Find the lines with "text" in them and copy them out.
Start MATERIAL TO PROCESS
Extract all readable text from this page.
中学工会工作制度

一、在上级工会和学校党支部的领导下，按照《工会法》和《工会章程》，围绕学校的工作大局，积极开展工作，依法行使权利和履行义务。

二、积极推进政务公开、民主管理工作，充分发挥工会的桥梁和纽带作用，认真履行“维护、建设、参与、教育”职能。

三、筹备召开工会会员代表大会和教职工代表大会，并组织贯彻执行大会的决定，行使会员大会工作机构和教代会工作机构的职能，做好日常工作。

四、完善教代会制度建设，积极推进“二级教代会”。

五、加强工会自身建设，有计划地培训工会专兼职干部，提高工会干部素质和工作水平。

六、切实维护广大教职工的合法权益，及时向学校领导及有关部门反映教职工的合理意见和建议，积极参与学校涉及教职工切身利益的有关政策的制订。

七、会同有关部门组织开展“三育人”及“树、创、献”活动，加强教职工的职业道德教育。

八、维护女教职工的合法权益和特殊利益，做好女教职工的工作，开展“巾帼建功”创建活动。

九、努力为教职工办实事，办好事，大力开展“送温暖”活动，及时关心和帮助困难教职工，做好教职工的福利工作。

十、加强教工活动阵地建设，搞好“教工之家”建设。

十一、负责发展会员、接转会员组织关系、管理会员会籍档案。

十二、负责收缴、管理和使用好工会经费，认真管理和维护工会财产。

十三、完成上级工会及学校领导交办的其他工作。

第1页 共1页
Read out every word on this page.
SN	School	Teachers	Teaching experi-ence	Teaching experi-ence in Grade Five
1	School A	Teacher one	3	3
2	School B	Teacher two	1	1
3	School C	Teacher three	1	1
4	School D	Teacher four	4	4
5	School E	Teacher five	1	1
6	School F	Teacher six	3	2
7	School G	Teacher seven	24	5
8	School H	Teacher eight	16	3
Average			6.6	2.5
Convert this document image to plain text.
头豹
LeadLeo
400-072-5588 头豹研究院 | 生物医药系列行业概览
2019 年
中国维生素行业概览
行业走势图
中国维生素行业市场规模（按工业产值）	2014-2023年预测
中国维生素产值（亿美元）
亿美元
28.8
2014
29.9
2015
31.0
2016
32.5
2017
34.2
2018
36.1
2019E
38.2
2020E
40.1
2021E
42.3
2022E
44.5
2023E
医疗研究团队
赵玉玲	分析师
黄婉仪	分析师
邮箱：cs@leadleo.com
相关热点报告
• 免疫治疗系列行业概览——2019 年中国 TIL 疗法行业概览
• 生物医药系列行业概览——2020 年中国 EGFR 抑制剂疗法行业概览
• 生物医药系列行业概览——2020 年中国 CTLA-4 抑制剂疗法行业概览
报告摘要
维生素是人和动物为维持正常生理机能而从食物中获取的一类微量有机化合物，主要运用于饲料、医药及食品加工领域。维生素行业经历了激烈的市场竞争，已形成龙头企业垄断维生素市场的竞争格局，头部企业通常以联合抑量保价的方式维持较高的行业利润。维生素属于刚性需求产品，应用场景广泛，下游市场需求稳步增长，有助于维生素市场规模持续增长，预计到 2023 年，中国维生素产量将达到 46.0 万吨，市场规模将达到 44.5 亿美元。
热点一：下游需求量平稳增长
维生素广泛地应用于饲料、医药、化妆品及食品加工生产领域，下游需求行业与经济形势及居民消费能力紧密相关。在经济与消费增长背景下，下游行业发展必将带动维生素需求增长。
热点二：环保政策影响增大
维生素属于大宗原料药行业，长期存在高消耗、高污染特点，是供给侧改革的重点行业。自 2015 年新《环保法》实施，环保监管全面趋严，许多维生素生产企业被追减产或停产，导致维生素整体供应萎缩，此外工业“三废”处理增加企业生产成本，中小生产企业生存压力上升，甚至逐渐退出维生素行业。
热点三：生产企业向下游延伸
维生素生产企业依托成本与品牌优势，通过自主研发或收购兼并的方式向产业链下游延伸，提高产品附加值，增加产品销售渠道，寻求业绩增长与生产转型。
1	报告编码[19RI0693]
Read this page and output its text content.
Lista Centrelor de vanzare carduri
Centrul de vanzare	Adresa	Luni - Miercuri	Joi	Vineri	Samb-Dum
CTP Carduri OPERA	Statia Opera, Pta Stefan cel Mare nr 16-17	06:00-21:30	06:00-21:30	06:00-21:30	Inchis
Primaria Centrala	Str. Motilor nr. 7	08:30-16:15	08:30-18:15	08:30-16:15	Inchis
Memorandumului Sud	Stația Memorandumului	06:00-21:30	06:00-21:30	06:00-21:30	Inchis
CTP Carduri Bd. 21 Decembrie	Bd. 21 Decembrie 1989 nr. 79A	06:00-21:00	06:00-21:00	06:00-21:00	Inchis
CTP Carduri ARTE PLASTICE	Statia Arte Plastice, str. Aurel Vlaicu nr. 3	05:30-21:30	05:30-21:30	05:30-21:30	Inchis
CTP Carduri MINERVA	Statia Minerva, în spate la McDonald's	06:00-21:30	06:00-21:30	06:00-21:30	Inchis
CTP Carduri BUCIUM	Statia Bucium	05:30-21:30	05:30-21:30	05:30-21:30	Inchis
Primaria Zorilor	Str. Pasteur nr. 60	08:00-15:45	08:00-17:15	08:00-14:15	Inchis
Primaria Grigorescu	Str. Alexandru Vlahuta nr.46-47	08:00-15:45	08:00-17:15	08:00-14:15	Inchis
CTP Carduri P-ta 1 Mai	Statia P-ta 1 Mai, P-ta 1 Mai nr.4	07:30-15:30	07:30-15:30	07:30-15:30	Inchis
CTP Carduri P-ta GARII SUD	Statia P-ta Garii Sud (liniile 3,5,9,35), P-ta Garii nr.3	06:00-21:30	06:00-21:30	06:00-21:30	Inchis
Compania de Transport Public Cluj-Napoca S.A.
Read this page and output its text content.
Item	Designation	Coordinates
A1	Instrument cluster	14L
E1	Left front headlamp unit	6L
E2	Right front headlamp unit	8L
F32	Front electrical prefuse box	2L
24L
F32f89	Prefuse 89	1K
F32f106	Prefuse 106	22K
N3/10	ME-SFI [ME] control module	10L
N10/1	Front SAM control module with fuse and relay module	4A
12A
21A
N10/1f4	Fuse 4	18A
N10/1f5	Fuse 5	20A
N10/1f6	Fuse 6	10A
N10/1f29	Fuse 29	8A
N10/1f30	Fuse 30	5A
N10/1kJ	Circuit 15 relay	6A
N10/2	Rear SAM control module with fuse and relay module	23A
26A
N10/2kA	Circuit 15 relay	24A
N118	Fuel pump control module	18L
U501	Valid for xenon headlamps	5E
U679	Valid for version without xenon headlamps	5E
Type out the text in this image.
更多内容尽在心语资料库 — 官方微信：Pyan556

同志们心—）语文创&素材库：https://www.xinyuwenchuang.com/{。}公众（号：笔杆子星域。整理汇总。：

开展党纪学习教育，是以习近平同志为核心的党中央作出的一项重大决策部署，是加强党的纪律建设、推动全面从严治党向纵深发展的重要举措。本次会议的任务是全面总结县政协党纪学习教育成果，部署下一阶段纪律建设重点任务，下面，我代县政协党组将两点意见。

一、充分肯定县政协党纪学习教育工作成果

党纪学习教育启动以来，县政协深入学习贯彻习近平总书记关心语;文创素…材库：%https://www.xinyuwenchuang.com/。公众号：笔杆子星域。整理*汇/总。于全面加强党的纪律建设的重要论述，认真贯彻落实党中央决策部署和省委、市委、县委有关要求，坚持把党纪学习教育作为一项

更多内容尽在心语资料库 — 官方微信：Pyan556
End MATERIAL TO PROCESS
■ EXPECTED ANSWER
Extract all readable text from this page.
Convert this document image to plain text.
Read this page and output its text content.
Read this page and output its text content.
Type out the text in this image.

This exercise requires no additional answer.